What is needed:
Gather every line of the data below that contains the string "plot", and list those lines.

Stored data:

begin

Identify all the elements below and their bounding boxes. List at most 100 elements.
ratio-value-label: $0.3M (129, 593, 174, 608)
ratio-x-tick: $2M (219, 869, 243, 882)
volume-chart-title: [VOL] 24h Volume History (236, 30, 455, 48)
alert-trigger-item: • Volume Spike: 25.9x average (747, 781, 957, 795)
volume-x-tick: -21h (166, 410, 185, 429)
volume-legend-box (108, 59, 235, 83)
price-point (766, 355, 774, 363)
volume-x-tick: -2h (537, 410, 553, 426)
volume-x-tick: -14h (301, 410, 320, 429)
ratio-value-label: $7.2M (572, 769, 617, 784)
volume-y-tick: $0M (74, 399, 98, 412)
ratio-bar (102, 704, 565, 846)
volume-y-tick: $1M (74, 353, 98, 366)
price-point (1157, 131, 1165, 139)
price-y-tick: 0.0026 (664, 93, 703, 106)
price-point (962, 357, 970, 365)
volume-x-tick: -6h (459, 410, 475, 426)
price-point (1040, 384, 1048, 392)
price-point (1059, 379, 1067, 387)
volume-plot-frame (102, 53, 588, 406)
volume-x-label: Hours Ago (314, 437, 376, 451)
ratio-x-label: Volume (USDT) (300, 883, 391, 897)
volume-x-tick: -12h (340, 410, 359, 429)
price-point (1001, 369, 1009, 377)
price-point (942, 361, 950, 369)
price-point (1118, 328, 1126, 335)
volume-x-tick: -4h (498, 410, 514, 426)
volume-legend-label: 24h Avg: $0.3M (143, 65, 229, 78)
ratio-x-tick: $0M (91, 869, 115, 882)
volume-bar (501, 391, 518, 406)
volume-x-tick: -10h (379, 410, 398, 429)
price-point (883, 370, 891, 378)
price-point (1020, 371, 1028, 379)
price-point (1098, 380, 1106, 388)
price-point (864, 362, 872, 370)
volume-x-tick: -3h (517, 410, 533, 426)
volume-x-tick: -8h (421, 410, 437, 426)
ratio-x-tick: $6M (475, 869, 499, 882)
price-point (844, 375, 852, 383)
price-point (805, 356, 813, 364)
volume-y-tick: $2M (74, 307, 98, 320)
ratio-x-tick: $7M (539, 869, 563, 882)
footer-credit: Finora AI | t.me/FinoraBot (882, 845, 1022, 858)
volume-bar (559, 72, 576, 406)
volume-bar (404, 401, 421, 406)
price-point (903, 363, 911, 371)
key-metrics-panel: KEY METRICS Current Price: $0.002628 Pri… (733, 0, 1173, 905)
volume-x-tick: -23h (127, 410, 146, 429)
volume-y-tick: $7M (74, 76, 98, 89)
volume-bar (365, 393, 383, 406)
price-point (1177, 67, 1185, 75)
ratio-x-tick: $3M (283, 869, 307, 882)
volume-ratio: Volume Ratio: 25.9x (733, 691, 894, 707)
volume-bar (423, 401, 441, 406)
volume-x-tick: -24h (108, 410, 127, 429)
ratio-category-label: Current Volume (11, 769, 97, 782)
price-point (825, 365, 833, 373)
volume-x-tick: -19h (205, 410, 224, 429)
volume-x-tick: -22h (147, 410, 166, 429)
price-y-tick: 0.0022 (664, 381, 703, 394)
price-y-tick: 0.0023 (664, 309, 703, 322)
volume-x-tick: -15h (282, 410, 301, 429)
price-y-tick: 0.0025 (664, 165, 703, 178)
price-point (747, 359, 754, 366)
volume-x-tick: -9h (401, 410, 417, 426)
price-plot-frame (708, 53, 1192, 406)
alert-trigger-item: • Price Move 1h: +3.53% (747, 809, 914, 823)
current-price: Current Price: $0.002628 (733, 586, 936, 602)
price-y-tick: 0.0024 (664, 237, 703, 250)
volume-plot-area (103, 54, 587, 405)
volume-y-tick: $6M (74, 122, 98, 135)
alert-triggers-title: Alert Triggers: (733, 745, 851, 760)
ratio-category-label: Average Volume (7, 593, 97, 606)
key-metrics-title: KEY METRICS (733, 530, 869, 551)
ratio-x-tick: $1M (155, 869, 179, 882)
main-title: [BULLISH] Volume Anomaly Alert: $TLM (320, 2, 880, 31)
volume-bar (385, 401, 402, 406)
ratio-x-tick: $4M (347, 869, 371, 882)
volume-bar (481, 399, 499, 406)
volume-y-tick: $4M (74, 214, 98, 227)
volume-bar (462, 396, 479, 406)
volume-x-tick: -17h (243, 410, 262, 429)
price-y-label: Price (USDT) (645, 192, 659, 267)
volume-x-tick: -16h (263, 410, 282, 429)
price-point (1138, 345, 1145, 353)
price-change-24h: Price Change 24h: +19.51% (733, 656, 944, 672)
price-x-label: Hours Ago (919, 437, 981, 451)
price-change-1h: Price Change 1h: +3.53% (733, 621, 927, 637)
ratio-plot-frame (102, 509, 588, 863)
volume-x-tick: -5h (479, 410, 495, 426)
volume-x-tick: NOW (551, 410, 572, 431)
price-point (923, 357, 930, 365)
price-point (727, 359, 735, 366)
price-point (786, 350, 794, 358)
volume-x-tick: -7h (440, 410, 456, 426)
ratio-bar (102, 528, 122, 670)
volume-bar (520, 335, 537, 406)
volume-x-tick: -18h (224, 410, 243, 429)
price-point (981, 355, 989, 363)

end

Completed exercise:
volume-plot-frame (102, 53, 588, 406)
price-plot-frame (708, 53, 1192, 406)
volume-plot-area (103, 54, 587, 405)
ratio-plot-frame (102, 509, 588, 863)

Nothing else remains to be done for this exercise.